§ **REQUIREMENTS**
Reproduce the listing from its start through the line containing "line-text: 物，确实有着它实用方便的一面。 (66, 391, 285, 408)", swapping "line-text" for "text-line" and leaving everything else unchanged.

################

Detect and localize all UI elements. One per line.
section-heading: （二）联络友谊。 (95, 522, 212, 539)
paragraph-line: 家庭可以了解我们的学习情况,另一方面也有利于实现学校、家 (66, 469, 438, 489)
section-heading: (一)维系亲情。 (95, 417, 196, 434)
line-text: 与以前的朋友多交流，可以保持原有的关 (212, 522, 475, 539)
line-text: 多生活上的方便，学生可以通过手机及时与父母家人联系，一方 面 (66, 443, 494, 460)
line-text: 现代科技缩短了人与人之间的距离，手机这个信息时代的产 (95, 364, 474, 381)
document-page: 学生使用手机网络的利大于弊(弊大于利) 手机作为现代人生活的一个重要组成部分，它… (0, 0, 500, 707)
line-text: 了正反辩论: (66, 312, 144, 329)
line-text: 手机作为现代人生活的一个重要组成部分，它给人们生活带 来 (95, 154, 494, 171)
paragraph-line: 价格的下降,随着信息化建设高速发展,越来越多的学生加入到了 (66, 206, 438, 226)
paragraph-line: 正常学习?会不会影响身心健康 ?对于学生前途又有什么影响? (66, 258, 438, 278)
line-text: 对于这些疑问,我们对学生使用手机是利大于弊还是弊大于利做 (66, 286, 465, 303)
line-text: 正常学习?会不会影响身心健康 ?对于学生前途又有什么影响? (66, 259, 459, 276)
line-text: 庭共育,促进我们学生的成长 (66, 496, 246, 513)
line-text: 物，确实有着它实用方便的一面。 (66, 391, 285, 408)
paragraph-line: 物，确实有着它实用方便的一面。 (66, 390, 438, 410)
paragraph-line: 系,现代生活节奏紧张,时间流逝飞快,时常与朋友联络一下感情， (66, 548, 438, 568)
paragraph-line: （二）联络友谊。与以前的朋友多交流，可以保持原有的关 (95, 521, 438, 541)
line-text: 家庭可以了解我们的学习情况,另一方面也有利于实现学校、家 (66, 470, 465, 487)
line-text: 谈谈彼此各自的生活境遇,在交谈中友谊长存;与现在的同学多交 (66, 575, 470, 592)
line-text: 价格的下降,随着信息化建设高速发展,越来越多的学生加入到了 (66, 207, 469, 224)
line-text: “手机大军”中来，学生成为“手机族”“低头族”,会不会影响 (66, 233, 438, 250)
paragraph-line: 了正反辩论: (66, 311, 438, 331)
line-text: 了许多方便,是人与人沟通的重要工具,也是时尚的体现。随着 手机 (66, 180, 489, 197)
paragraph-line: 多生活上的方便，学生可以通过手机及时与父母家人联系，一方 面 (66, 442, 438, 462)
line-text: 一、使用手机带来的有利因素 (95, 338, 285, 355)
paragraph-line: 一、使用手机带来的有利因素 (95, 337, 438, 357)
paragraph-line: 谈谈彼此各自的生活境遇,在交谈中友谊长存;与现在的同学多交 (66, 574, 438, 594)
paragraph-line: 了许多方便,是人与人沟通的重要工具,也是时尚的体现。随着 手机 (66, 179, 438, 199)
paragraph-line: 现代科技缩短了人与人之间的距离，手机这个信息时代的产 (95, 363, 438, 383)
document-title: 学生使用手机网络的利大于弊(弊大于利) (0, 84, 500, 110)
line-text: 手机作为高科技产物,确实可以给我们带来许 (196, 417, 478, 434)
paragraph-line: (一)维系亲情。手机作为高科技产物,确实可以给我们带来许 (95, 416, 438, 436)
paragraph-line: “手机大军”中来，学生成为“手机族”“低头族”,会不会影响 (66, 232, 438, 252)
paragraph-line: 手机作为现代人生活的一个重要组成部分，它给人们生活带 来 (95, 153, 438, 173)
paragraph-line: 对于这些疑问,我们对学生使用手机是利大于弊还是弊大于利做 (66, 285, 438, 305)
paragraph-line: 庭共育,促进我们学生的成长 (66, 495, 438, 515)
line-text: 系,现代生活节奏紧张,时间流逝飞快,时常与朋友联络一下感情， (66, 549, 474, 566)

################

§ **FULL RESPONSE**
Detect and localize all UI elements. One per line.
section-heading: （二）联络友谊。 (95, 522, 212, 539)
paragraph-line: 家庭可以了解我们的学习情况,另一方面也有利于实现学校、家 (66, 469, 438, 489)
section-heading: (一)维系亲情。 (95, 417, 196, 434)
text-line: 与以前的朋友多交流，可以保持原有的关 (212, 522, 475, 539)
text-line: 多生活上的方便，学生可以通过手机及时与父母家人联系，一方 面 (66, 443, 494, 460)
text-line: 现代科技缩短了人与人之间的距离，手机这个信息时代的产 (95, 364, 474, 381)
document-page: 学生使用手机网络的利大于弊(弊大于利) 手机作为现代人生活的一个重要组成部分，它… (0, 0, 500, 707)
text-line: 了正反辩论: (66, 312, 144, 329)
text-line: 手机作为现代人生活的一个重要组成部分，它给人们生活带 来 (95, 154, 494, 171)
paragraph-line: 价格的下降,随着信息化建设高速发展,越来越多的学生加入到了 (66, 206, 438, 226)
paragraph-line: 正常学习?会不会影响身心健康 ?对于学生前途又有什么影响? (66, 258, 438, 278)
text-line: 对于这些疑问,我们对学生使用手机是利大于弊还是弊大于利做 (66, 286, 465, 303)
text-line: 正常学习?会不会影响身心健康 ?对于学生前途又有什么影响? (66, 259, 459, 276)
text-line: 庭共育,促进我们学生的成长 (66, 496, 246, 513)
text-line: 物，确实有着它实用方便的一面。 (66, 391, 285, 408)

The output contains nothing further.